▶ _REQUIRED WORK_
Pull out every line with the word "König".

▶ _EXERCISE MATERIAL_
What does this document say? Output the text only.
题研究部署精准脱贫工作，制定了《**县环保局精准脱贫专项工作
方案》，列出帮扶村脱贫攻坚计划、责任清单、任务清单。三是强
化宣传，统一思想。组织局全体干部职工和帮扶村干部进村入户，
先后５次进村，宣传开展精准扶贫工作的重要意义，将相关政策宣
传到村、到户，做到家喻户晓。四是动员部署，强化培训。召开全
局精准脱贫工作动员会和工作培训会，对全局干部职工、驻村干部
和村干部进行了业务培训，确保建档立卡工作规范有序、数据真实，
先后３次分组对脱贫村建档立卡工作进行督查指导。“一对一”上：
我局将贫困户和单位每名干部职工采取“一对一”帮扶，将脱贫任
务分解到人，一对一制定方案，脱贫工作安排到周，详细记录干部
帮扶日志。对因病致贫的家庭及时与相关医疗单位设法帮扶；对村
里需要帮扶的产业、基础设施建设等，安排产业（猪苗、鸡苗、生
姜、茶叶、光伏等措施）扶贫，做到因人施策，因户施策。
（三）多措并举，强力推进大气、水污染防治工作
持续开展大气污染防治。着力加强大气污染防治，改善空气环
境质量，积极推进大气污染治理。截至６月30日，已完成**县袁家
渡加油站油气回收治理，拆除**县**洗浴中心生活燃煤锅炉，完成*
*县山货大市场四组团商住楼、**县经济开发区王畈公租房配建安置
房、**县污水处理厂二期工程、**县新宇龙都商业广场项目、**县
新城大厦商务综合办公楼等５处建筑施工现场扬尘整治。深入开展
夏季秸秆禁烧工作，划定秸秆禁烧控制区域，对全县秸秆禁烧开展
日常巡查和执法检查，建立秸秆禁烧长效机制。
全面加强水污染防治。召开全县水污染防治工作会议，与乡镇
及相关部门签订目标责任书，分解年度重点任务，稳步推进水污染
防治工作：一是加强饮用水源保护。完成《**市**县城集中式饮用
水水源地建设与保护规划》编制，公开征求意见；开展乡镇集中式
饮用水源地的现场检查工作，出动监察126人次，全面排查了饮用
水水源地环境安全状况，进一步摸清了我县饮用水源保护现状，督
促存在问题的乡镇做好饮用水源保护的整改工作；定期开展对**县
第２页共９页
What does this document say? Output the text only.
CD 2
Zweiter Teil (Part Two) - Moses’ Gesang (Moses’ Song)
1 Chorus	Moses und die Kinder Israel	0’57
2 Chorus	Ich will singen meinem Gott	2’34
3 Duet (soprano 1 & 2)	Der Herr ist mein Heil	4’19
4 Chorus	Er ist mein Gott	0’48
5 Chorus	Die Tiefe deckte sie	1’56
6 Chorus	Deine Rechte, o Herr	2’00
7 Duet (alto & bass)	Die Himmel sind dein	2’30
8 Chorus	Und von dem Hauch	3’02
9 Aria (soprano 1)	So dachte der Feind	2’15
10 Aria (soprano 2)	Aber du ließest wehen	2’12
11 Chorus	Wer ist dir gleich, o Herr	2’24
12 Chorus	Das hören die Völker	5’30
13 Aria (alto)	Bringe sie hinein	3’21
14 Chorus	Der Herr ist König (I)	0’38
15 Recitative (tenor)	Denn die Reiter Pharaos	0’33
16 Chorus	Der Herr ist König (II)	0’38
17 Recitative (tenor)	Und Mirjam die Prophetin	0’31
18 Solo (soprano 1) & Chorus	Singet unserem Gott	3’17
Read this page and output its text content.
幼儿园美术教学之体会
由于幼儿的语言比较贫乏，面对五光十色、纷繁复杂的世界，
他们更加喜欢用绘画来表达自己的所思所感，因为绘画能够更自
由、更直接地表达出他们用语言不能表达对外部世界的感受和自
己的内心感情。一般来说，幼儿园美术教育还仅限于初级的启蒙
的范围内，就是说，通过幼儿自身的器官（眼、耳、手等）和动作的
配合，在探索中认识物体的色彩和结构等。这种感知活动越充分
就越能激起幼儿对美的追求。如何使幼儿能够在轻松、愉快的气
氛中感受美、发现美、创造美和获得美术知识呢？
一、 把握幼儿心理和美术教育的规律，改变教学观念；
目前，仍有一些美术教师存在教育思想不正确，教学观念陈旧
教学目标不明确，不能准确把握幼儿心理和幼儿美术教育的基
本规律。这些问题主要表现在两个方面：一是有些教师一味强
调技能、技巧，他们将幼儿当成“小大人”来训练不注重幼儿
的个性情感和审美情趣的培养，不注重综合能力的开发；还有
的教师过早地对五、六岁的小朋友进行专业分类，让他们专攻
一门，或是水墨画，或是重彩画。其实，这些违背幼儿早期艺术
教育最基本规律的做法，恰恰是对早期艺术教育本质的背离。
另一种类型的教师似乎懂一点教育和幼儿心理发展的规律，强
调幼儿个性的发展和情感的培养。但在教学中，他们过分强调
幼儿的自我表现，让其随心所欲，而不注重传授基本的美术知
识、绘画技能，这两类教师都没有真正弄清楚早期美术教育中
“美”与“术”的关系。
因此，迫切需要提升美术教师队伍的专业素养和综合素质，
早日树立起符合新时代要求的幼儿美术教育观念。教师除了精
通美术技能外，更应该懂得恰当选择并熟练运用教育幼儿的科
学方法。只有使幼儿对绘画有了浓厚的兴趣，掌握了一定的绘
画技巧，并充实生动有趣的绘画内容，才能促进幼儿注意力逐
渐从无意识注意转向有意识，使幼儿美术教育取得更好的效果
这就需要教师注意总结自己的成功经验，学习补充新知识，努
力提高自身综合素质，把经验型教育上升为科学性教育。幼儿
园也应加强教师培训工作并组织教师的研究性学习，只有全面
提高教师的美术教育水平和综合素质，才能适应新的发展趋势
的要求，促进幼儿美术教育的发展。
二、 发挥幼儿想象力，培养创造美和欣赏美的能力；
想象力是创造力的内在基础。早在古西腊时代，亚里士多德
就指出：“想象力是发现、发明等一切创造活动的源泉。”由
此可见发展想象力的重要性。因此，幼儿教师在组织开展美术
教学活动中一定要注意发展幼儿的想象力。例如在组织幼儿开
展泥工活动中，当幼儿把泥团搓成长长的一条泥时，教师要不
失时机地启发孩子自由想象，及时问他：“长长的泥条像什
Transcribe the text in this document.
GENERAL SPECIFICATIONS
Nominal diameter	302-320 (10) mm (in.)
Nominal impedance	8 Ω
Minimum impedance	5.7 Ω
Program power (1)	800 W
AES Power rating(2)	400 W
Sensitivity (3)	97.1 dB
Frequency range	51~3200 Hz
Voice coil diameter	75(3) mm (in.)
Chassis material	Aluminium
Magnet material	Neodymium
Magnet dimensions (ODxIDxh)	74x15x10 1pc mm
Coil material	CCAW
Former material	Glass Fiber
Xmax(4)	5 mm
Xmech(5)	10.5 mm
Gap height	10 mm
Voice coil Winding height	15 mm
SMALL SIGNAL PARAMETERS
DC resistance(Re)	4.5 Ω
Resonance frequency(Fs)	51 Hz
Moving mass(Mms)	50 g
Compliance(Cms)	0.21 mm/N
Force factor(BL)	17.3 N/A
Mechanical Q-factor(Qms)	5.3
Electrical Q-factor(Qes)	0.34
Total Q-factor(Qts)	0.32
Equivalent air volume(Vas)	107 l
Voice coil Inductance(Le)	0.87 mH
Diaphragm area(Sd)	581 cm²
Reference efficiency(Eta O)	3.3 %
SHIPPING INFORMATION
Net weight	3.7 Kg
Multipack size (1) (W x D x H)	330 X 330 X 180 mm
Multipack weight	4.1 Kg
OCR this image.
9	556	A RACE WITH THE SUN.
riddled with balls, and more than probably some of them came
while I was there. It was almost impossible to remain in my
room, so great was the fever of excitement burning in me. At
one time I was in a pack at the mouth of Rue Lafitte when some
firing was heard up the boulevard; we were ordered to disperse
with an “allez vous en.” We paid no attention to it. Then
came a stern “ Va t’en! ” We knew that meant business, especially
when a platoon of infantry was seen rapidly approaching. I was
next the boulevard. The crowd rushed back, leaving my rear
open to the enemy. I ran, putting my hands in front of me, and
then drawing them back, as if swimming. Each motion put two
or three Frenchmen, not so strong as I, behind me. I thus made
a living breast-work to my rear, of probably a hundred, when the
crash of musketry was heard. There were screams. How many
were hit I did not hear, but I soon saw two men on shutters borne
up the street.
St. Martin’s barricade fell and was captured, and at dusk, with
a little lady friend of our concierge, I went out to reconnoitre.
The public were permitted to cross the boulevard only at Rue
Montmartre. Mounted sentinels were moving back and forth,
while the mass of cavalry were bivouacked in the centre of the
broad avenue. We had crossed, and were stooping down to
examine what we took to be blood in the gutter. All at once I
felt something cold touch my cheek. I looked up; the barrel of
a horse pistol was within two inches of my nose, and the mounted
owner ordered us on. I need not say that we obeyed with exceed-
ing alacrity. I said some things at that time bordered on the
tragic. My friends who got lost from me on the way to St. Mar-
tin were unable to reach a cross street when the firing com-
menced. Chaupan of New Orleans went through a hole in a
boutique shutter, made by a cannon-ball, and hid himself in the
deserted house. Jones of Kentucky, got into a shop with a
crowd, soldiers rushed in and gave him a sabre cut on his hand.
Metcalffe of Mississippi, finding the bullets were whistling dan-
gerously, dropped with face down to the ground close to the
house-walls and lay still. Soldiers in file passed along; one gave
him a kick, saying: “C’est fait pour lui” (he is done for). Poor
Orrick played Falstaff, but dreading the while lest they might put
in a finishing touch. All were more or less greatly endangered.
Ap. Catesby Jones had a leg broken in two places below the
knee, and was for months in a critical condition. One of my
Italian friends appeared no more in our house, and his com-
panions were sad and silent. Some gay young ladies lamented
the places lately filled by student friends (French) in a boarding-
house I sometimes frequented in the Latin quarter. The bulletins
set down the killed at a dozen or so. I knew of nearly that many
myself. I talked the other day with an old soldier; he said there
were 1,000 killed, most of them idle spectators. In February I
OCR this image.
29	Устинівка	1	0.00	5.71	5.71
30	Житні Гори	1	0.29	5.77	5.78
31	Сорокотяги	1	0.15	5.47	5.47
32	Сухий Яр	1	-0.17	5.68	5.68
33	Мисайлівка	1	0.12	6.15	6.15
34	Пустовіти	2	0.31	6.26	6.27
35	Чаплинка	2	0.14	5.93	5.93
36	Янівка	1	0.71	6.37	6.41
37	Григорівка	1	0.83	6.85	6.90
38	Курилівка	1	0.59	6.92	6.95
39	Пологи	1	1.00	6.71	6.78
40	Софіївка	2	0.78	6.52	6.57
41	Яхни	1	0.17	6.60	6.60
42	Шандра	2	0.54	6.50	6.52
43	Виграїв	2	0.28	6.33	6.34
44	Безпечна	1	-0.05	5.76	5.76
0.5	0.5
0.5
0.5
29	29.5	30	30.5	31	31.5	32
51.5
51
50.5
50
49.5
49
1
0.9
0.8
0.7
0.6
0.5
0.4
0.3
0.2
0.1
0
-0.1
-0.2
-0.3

▶ _ANSWER_
14 Chorus	Der Herr ist König (I)	0’38
16 Chorus	Der Herr ist König (II)	0’38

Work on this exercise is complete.